In the listing below, count the lines containing the string "pattern" and state only the number.

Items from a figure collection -
--

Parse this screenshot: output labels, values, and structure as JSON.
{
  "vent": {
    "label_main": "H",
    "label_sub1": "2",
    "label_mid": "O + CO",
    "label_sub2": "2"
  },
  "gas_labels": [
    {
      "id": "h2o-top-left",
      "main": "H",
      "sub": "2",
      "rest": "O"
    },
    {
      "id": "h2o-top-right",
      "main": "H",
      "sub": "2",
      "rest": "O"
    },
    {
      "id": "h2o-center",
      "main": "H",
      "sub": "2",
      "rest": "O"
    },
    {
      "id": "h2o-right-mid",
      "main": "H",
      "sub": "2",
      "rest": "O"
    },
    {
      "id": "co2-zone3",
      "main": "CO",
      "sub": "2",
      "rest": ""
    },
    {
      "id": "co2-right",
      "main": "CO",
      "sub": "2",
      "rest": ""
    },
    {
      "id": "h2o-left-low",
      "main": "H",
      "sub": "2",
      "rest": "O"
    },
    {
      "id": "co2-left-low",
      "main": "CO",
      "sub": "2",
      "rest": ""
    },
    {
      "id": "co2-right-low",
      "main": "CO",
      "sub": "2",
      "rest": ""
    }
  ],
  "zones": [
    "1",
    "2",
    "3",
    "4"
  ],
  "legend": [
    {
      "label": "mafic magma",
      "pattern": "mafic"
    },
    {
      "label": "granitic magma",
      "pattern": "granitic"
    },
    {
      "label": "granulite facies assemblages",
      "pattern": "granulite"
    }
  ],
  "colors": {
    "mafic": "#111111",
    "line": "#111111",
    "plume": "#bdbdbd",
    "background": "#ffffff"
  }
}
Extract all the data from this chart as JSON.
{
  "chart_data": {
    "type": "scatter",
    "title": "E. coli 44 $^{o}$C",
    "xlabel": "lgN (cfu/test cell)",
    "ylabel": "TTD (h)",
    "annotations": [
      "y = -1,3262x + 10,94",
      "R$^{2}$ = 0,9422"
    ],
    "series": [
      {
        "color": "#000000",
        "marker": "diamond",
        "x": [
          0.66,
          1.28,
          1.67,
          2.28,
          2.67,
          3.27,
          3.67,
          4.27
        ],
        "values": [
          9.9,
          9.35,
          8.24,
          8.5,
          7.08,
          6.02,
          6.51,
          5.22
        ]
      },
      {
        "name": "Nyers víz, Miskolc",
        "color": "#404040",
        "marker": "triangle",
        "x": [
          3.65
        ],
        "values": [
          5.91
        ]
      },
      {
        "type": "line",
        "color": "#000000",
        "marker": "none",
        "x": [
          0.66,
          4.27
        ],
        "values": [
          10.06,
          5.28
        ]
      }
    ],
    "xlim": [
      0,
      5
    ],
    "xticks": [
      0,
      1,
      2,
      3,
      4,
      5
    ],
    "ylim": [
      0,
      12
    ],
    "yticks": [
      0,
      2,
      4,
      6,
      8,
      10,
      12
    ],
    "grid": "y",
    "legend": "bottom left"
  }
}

--

RIGHT ANSWER - 3